What is needed —
Take the entries below and reproduce them word for word.

Begin Supplied data

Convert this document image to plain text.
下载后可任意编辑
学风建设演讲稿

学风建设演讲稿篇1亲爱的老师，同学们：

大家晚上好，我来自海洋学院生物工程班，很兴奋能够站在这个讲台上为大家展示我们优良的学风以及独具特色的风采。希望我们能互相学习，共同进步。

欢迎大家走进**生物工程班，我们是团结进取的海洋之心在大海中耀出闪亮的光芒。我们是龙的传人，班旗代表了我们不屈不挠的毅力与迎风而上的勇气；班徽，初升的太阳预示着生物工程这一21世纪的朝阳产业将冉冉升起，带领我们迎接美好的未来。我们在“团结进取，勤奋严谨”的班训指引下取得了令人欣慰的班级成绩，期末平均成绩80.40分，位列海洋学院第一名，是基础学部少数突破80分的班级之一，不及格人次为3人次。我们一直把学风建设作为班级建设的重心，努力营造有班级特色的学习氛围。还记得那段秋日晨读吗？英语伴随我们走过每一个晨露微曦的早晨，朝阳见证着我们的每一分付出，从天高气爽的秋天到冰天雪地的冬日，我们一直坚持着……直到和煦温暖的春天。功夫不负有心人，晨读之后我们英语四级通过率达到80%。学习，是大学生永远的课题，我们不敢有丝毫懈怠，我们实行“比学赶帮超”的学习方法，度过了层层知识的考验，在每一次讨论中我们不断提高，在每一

End Supplied data

Written solution —
Convert this document image to plain text.
下载后可任意编辑
学风建设演讲稿

学风建设演讲稿篇1亲爱的老师，同学们：

大家晚上好，我来自海洋学院生物工程班，很兴奋能够站在这个讲台上为大家展示我们优良的学风以及独具特色的风采。希望我们能互相学习，共同进步。

欢迎大家走进**生物工程班，我们是团结进取的海洋之心在大海中耀出闪亮的光芒。我们是龙的传人，班旗代表了我们不屈不挠的毅力与迎风而上的勇气；班徽，初升的太阳预示着生物工程这一21世纪的朝阳产业将冉冉升起，带领我们迎接美好的未来。我们在“团结进取，勤奋严谨”的班训指引下取得了令人欣慰的班级成绩，期末平均成绩80.40分，位列海洋学院第一名，是基础学部少数突破80分的班级之一，不及格人次为3人次。我们一直把学风建设作为班级建设的重心，努力营造有班级特色的学习氛围。还记得那段秋日晨读吗？英语伴随我们走过每一个晨露微曦的早晨，朝阳见证着我们的每一分付出，从天高气爽的秋天到冰天雪地的冬日，我们一直坚持着……直到和煦温暖的春天。功夫不负有心人，晨读之后我们英语四级通过率达到80%。学习，是大学生永远的课题，我们不敢有丝毫懈怠，我们实行“比学赶帮超”的学习方法，度过了层层知识的考验，在每一次讨论中我们不断提高，在每一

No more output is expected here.